TASK TO COMPLETE → Every record must appear in your copy exactly as written, with no pictures.

EXERCISE INPUT →
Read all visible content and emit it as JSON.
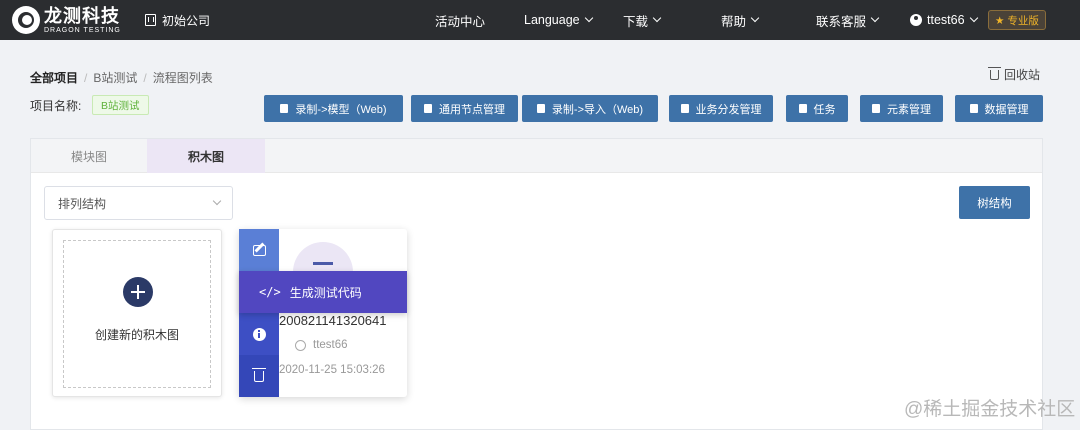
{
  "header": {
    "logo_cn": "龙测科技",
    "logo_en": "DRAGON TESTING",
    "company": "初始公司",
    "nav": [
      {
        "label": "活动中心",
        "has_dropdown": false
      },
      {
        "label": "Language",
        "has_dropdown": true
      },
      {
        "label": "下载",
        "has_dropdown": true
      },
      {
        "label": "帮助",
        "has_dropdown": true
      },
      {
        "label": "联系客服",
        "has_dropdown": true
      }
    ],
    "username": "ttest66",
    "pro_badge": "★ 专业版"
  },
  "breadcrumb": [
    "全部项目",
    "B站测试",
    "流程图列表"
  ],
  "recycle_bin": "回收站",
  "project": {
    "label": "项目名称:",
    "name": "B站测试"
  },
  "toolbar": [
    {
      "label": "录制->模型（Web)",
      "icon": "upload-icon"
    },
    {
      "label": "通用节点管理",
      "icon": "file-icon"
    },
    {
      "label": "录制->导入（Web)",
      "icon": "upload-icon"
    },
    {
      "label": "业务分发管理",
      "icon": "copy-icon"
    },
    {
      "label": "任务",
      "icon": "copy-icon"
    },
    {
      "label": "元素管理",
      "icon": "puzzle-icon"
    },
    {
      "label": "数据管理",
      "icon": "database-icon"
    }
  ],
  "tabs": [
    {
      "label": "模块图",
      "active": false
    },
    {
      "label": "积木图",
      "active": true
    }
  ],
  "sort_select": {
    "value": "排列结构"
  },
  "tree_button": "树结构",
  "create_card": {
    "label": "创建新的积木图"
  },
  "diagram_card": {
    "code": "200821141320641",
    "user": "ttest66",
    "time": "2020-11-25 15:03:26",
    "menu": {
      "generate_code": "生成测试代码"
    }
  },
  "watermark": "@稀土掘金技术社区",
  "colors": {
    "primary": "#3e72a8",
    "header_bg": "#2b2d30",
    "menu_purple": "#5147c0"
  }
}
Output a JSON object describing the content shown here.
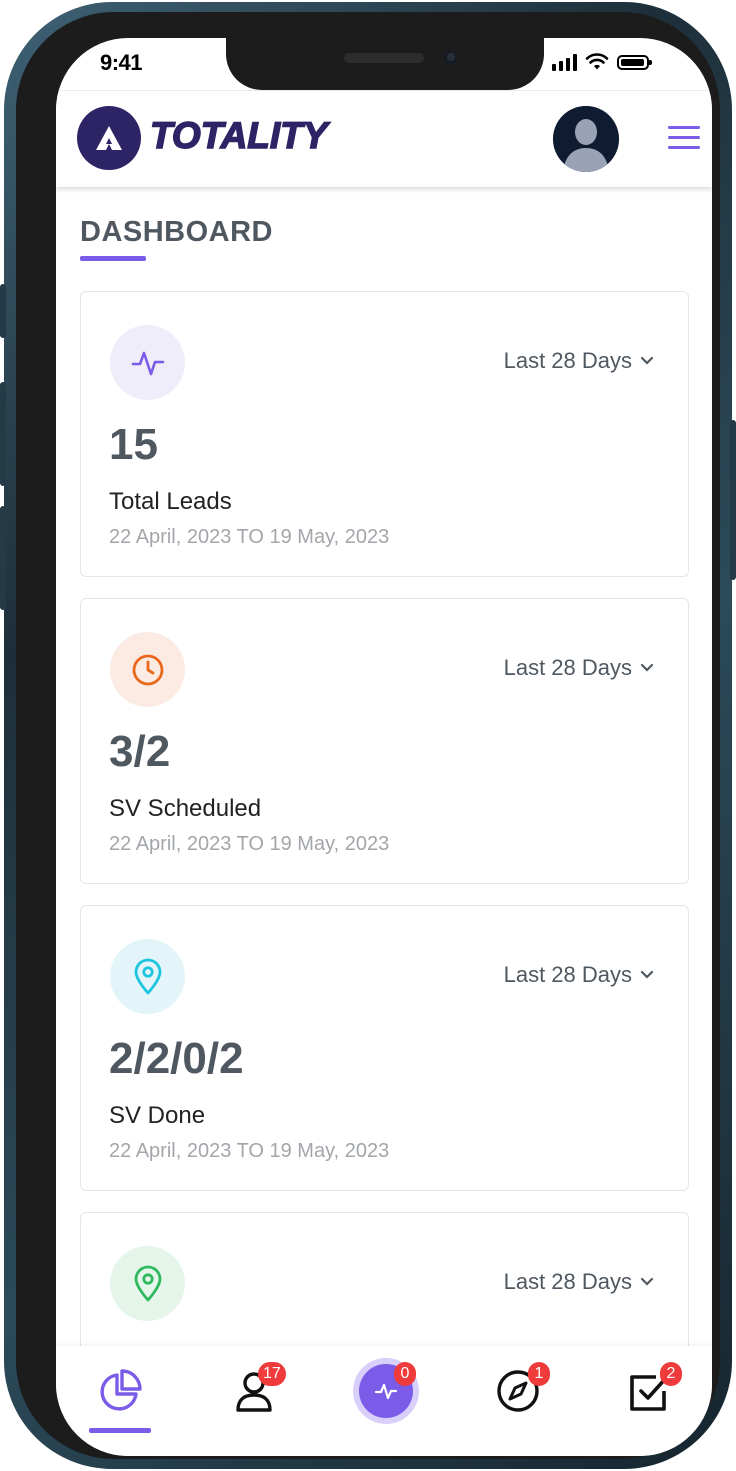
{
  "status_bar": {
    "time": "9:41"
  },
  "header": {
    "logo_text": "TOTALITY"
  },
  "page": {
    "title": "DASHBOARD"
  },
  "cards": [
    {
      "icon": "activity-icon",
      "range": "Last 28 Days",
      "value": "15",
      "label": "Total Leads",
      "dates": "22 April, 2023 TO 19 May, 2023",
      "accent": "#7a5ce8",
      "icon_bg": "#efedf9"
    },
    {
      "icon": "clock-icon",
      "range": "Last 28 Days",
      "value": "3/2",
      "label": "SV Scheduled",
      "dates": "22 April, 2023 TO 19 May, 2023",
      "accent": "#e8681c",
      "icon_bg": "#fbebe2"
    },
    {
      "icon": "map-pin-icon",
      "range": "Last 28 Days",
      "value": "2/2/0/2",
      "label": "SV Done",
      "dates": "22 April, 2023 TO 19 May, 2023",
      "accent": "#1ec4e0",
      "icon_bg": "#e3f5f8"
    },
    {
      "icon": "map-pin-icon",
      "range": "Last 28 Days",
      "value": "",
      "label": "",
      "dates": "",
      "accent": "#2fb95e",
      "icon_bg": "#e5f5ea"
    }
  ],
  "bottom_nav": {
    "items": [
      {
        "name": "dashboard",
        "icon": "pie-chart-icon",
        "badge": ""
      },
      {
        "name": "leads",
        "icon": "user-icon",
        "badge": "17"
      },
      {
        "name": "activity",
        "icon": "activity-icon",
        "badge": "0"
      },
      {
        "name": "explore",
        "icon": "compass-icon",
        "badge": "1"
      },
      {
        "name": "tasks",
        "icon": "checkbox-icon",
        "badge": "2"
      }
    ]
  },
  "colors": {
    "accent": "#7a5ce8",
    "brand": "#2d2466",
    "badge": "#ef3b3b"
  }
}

FINAL RESULT →
Read all visible content and emit it as JSON.
{
  "header": {
    "logo_cn": "龙测科技",
    "logo_en": "DRAGON TESTING",
    "company": "初始公司",
    "nav": [
      {
        "label": "活动中心",
        "has_dropdown": false
      },
      {
        "label": "Language",
        "has_dropdown": true
      },
      {
        "label": "下载",
        "has_dropdown": true
      },
      {
        "label": "帮助",
        "has_dropdown": true
      },
      {
        "label": "联系客服",
        "has_dropdown": true
      }
    ],
    "username": "ttest66",
    "pro_badge": "★ 专业版"
  },
  "breadcrumb": [
    "全部项目",
    "B站测试",
    "流程图列表"
  ],
  "recycle_bin": "回收站",
  "project": {
    "label": "项目名称:",
    "name": "B站测试"
  },
  "toolbar": [
    {
      "label": "录制->模型（Web)",
      "icon": "upload-icon"
    },
    {
      "label": "通用节点管理",
      "icon": "file-icon"
    },
    {
      "label": "录制->导入（Web)",
      "icon": "upload-icon"
    },
    {
      "label": "业务分发管理",
      "icon": "copy-icon"
    },
    {
      "label": "任务",
      "icon": "copy-icon"
    },
    {
      "label": "元素管理",
      "icon": "puzzle-icon"
    },
    {
      "label": "数据管理",
      "icon": "database-icon"
    }
  ],
  "tabs": [
    {
      "label": "模块图",
      "active": false
    },
    {
      "label": "积木图",
      "active": true
    }
  ],
  "sort_select": {
    "value": "排列结构"
  },
  "tree_button": "树结构",
  "create_card": {
    "label": "创建新的积木图"
  },
  "diagram_card": {
    "code": "200821141320641",
    "user": "ttest66",
    "time": "2020-11-25 15:03:26",
    "menu": {
      "generate_code": "生成测试代码"
    }
  },
  "watermark": "@稀土掘金技术社区",
  "colors": {
    "primary": "#3e72a8",
    "header_bg": "#2b2d30",
    "menu_purple": "#5147c0"
  }
}
Output a JSON object describing the content shown here.
{
  "status_bar": {
    "time": "9:41"
  },
  "header": {
    "logo_text": "TOTALITY"
  },
  "page": {
    "title": "DASHBOARD"
  },
  "cards": [
    {
      "icon": "activity-icon",
      "range": "Last 28 Days",
      "value": "15",
      "label": "Total Leads",
      "dates": "22 April, 2023 TO 19 May, 2023",
      "accent": "#7a5ce8",
      "icon_bg": "#efedf9"
    },
    {
      "icon": "clock-icon",
      "range": "Last 28 Days",
      "value": "3/2",
      "label": "SV Scheduled",
      "dates": "22 April, 2023 TO 19 May, 2023",
      "accent": "#e8681c",
      "icon_bg": "#fbebe2"
    },
    {
      "icon": "map-pin-icon",
      "range": "Last 28 Days",
      "value": "2/2/0/2",
      "label": "SV Done",
      "dates": "22 April, 2023 TO 19 May, 2023",
      "accent": "#1ec4e0",
      "icon_bg": "#e3f5f8"
    },
    {
      "icon": "map-pin-icon",
      "range": "Last 28 Days",
      "value": "",
      "label": "",
      "dates": "",
      "accent": "#2fb95e",
      "icon_bg": "#e5f5ea"
    }
  ],
  "bottom_nav": {
    "items": [
      {
        "name": "dashboard",
        "icon": "pie-chart-icon",
        "badge": ""
      },
      {
        "name": "leads",
        "icon": "user-icon",
        "badge": "17"
      },
      {
        "name": "activity",
        "icon": "activity-icon",
        "badge": "0"
      },
      {
        "name": "explore",
        "icon": "compass-icon",
        "badge": "1"
      },
      {
        "name": "tasks",
        "icon": "checkbox-icon",
        "badge": "2"
      }
    ]
  },
  "colors": {
    "accent": "#7a5ce8",
    "brand": "#2d2466",
    "badge": "#ef3b3b"
  }
}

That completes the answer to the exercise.